> Source passage:
--------------------------------

Selected Projects

Multiple AUs running on a single video stream


Elixir Overview

Elixir: A system to enhance data quality for multiple analytics on a video stream

Sibendu Paul, Kunal Rao, Giuseppe Coviello, Murugan Sankaradas, Y. Charlie Hu, Srimat T. Chakradhar

IoT sensors, especially video cameras, are ubiquitously deployed around the world to perform a variety of computer vision tasks in several verticals including retail, healthcare, safety and security, transportation, manufacturing, etc. To amortize their high deployment effort and cost, it is desirable to perform multiple video analytics tasks, which we refer to as Analytical Units (AUs), off the video feed coming out of every camera. As AUs typically use deep learning-based AI/ML models, their performance depend on the quality of the input video, and recent work has shown that dynamically adjusting the camera setting exposed by popular network cameras can help improve the quality of the video feed and hence the AU accuracy, in a single AU setting. In this paper, we first show that in a multi-AU setting, changing the camera setting has disproportionate impact on different AUs performance. In particular, the optimal setting for one AU may severely degrade the performance for another AU, and further the impact on different AUs varies as the environmental condition changes. We then present Elixir, a system to enhance the video stream quality for multiple analytics on a video stream. Elixir leverages Multi-Objective Reinforcement Learning (MORL), where the RL agent caters to the objectives from different AUs and adjusts the camera setting to simultaneously enhance the performance of all AUs. To define the multiple objectives in MORL, we develop new AU-specific quality estimator values for each individual AU. We evaluate Elixir through real-world experiments on a testbed with three cameras deployed next to each other (overlooking a large enterprise parking lot) running Elixir and two baseline approaches, respectively. Elixir correctly detects 7.1% (22,068) and 5.0% (15,731) more cars, 94% (551) and 72% (478) more faces, and 670.4% (4975) and 158.6% (3507) more persons than the default-setting and timesharing approaches, respectively. It also detects 115 license plates, far more than the time-sharing approach (7) and the default setting (0).

--------------------------------

Element placement data

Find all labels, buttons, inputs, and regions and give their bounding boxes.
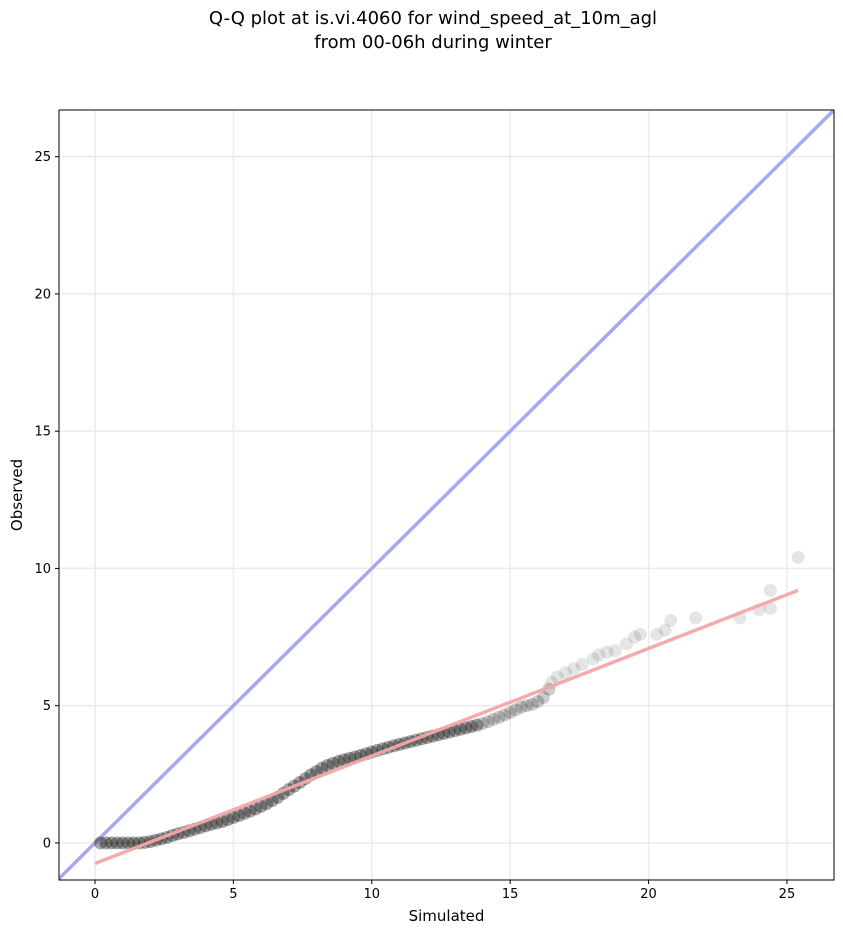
x-axis-label: Simulated <box>409 907 485 925</box>
data-point <box>514 700 528 714</box>
y-tick-label: 25 <box>34 150 51 165</box>
fit-line <box>94 588 799 866</box>
x-tick-label: 25 <box>779 887 796 902</box>
data-point <box>559 666 573 680</box>
data-point <box>520 699 534 713</box>
data-point <box>94 836 108 850</box>
data-point <box>567 662 581 676</box>
data-point <box>503 706 517 720</box>
data-point <box>221 813 235 827</box>
data-point <box>237 806 251 820</box>
data-point <box>459 721 473 735</box>
y-tick-label: 0 <box>43 836 51 851</box>
data-point <box>628 630 642 644</box>
data-point <box>464 720 478 734</box>
x-axis: 0 5 10 15 20 25 <box>91 880 795 902</box>
data-point <box>448 724 462 738</box>
data-point <box>116 836 130 850</box>
data-point <box>337 753 351 767</box>
data-point <box>487 712 501 726</box>
data-point <box>475 717 489 731</box>
data-point <box>498 708 512 722</box>
data-point <box>633 627 647 641</box>
data-points <box>94 550 805 850</box>
data-point <box>600 645 614 659</box>
data-point <box>332 754 346 768</box>
data-point <box>658 623 672 637</box>
data-point <box>210 816 224 830</box>
data-point <box>326 756 340 770</box>
one-to-one-line <box>59 110 834 880</box>
data-point <box>110 836 124 850</box>
data-point <box>791 550 805 564</box>
data-point <box>320 759 334 773</box>
grid <box>59 110 834 880</box>
data-point <box>260 797 274 811</box>
y-tick-label: 10 <box>34 562 51 577</box>
y-tick-label: 20 <box>34 287 51 302</box>
data-point <box>536 690 550 704</box>
data-point <box>550 670 564 684</box>
chart-title-line2: from 00-06h during winter <box>314 32 552 53</box>
y-tick-label: 5 <box>43 699 51 714</box>
reference-line <box>59 110 834 880</box>
data-point <box>232 808 246 822</box>
data-point <box>215 815 229 829</box>
x-tick-label: 15 <box>502 887 519 902</box>
x-tick-label: 0 <box>91 887 99 902</box>
data-point <box>608 644 622 658</box>
data-point <box>249 802 263 816</box>
data-point <box>254 799 268 813</box>
data-point <box>315 761 329 775</box>
data-point <box>664 614 678 628</box>
data-point <box>481 715 495 729</box>
data-point <box>121 836 135 850</box>
data-point <box>586 652 600 666</box>
data-point <box>99 836 113 850</box>
y-axis-label: Observed <box>8 459 26 531</box>
data-point <box>226 810 240 824</box>
data-point <box>243 804 257 818</box>
data-point <box>763 601 777 615</box>
y-axis: 0 5 10 15 20 25 <box>34 150 59 851</box>
data-point <box>453 722 467 736</box>
data-point <box>525 697 539 711</box>
data-point <box>509 703 523 717</box>
data-point <box>763 583 777 597</box>
data-point <box>492 710 506 724</box>
data-point <box>531 695 545 709</box>
data-point <box>575 658 589 672</box>
data-point <box>592 648 606 662</box>
data-point <box>619 637 633 651</box>
data-point <box>105 836 119 850</box>
x-tick-label: 20 <box>640 887 657 902</box>
plot-frame <box>58 109 835 881</box>
x-tick-label: 5 <box>229 887 237 902</box>
x-tick-label: 10 <box>363 887 380 902</box>
regression-line <box>94 588 799 866</box>
y-tick-label: 15 <box>34 425 51 440</box>
data-point <box>470 718 484 732</box>
chart-title-line1: Q-Q plot at is.vi.4060 for wind_speed_at… <box>208 8 658 29</box>
data-point <box>650 627 664 641</box>
data-point <box>689 611 703 625</box>
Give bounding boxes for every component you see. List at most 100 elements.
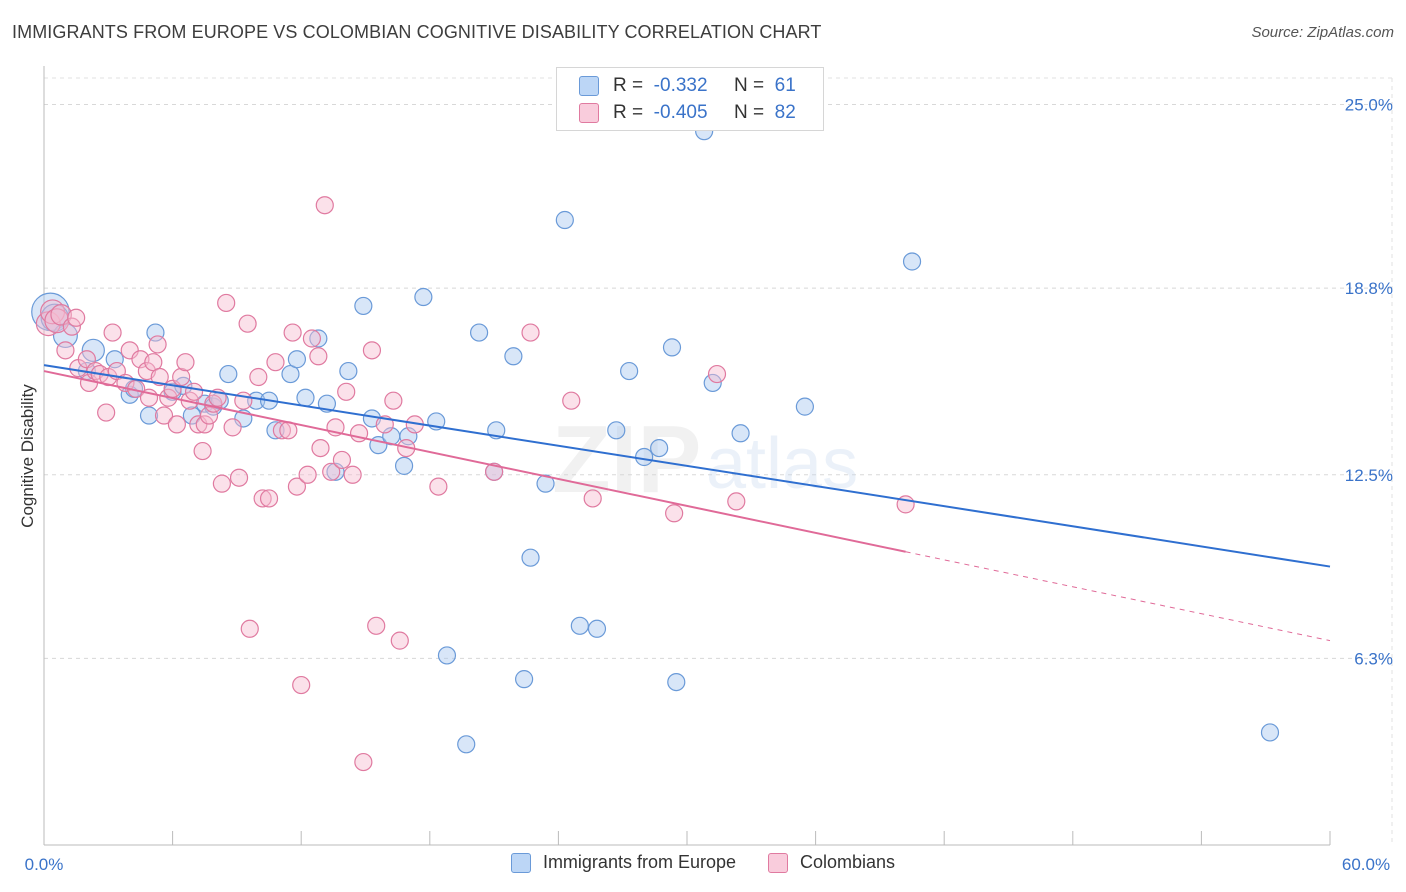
data-point [184,382,204,401]
data-point [665,504,684,523]
data-point [390,631,409,650]
data-point [703,373,722,393]
legend-label-colombians: Colombians [800,852,896,872]
data-point [521,323,540,342]
data-point [332,450,352,470]
legend-swatch-europe [579,76,599,96]
series-colombians [35,196,915,772]
legend-swatch-colombians [579,103,599,123]
data-point [212,474,231,493]
data-point [384,391,403,410]
data-point [583,489,602,508]
data-point [570,616,589,635]
legend-item-colombians: Colombians [768,852,895,873]
data-point [283,323,302,342]
r-value: -0.332 [653,75,708,96]
data-point [240,619,259,638]
legend-row-europe: R = -0.332 N = 61 [579,74,796,98]
trend-lines [43,364,1331,642]
data-point [485,462,504,481]
data-point [555,210,574,230]
data-point [81,338,105,362]
x-tick-label: 60.0% [1342,855,1390,874]
data-point [193,441,212,461]
data-point [176,353,195,372]
data-point [429,477,448,496]
data-point [662,338,682,357]
n-label: N = [733,102,765,123]
data-point [326,462,345,481]
data-point [172,367,191,387]
data-point [343,465,362,484]
data-point [414,287,433,307]
data-point [167,415,186,434]
data-point [437,646,457,665]
legend-label-europe: Immigrants from Europe [542,852,736,872]
data-point [309,347,328,366]
data-points [31,122,1280,772]
data-point [731,424,750,443]
y-axis-title: Cognitive Disability [18,384,37,528]
data-point [67,308,86,327]
r-label: R = [613,102,644,123]
data-point [322,462,341,481]
chart-title: IMMIGRANTS FROM EUROPE VS COLOMBIAN COGN… [12,22,822,42]
data-point [536,474,555,493]
data-point [154,406,174,425]
n-value: 82 [774,102,796,123]
data-point [292,675,311,695]
data-point [367,616,386,635]
data-point [287,477,307,496]
trend-line [43,364,1331,568]
y-tick-label: 6.3% [1354,649,1393,668]
data-point [253,489,272,508]
series-legend: Immigrants from Europe Colombians [0,852,1406,873]
watermark: ZIP atlas [552,406,858,513]
data-point [302,329,322,348]
watermark-zip: ZIP [552,406,701,513]
data-point [795,397,814,416]
data-point [296,388,315,407]
data-point [298,465,317,484]
y-tick-label: 18.8% [1345,279,1393,298]
data-point [97,403,116,422]
data-point [515,670,534,689]
data-point [707,364,727,384]
data-point [199,406,219,425]
legend-swatch-colombians [768,852,788,873]
data-point [195,415,214,434]
data-point [309,329,328,348]
n-value: 61 [774,75,796,96]
data-point [727,492,746,511]
legend-swatch-europe [510,852,531,873]
r-label: R = [613,75,644,96]
trend-line-extension [905,551,1331,642]
data-point [217,293,236,313]
data-point [354,752,373,772]
data-point [902,252,922,271]
data-point [587,619,607,638]
data-point [266,421,285,440]
y-tick-labels: 6.3% 12.5% 18.8% 25.0% [1345,96,1393,669]
y-tick-label: 12.5% [1345,466,1393,485]
data-point [562,391,581,410]
data-point [139,406,159,425]
data-point [62,317,81,336]
x-tick-labels: 0.0% 60.0% [25,855,1390,874]
data-point [469,323,489,342]
data-point [238,314,257,333]
n-label: N = [733,75,765,96]
trend-line [43,370,906,553]
data-point [105,350,124,369]
data-point [650,438,669,458]
data-point [521,548,540,567]
data-point [229,468,249,487]
legend-item-europe: Immigrants from Europe [510,852,736,873]
data-point [315,196,334,215]
data-point [148,335,167,354]
data-point [259,489,279,508]
data-point [620,361,639,381]
r-value: -0.405 [653,102,708,123]
data-point [457,735,476,754]
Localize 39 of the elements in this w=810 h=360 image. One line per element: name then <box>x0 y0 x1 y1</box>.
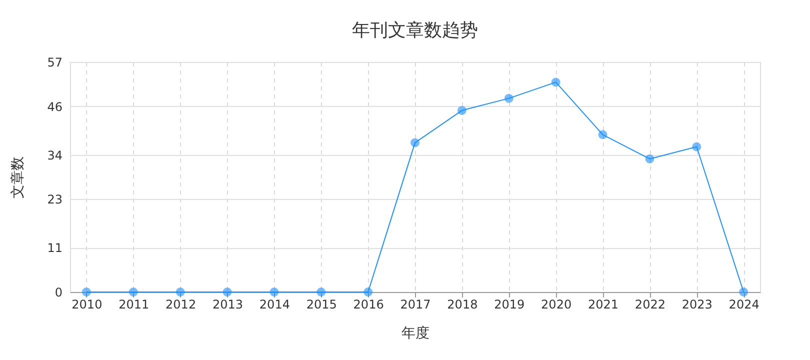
point <box>176 288 185 296</box>
x-tick-label: 2020 <box>541 298 572 312</box>
x-tick-label: 2023 <box>682 298 712 312</box>
x-tick-label: 2012 <box>166 298 196 312</box>
x-tick-label: 2017 <box>400 298 431 312</box>
point <box>457 106 466 115</box>
x-tick-label: 2013 <box>212 298 244 312</box>
y-tick-label: 11 <box>47 241 62 256</box>
x-tick-label: 2016 <box>353 298 384 312</box>
y-tick-label: 0 <box>54 286 62 300</box>
point <box>128 288 138 296</box>
x-tick-label: 2019 <box>494 298 525 312</box>
x-tick-label: 2021 <box>588 298 619 312</box>
point <box>222 288 232 296</box>
x-tick-label: 2010 <box>72 298 102 312</box>
x-tick-label: 2011 <box>118 298 150 312</box>
chart-title: 年刊文章数趋势 <box>352 20 478 41</box>
point <box>316 288 326 296</box>
point <box>270 288 279 296</box>
point <box>551 78 560 87</box>
x-tick-label: 2022 <box>634 298 666 312</box>
y-tick-label: 57 <box>47 56 62 70</box>
y-tick-label: 23 <box>47 192 62 207</box>
y-axis-title: 文章数 <box>10 156 26 198</box>
y-tick-label: 34 <box>47 148 62 162</box>
x-tick-label: 2018 <box>447 298 478 312</box>
point <box>504 94 514 103</box>
x-tick-label: 2024 <box>728 298 760 312</box>
point <box>364 288 373 296</box>
point <box>598 130 608 140</box>
point <box>692 142 702 152</box>
y-tick-label: 46 <box>47 100 62 114</box>
point <box>82 288 91 296</box>
x-tick-label: 2015 <box>306 298 337 312</box>
x-axis-title: 年度 <box>402 326 430 342</box>
point <box>739 288 748 296</box>
x-tick-label: 2014 <box>259 298 290 312</box>
point <box>410 138 420 148</box>
point <box>645 154 654 164</box>
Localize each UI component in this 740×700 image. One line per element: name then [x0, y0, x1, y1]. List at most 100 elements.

--------------------------------

> Set of tasks:
1. According to the Elixir summary, how many license plates does Elixir detect?
2. State how many lines of the rows contain the string "series", where case counts. Give only the number.
The Elixir summary and the rows come from separate, unrelated sources.

> Answers for the exercise:
1. Elixir detects 115 license plates.

2. 2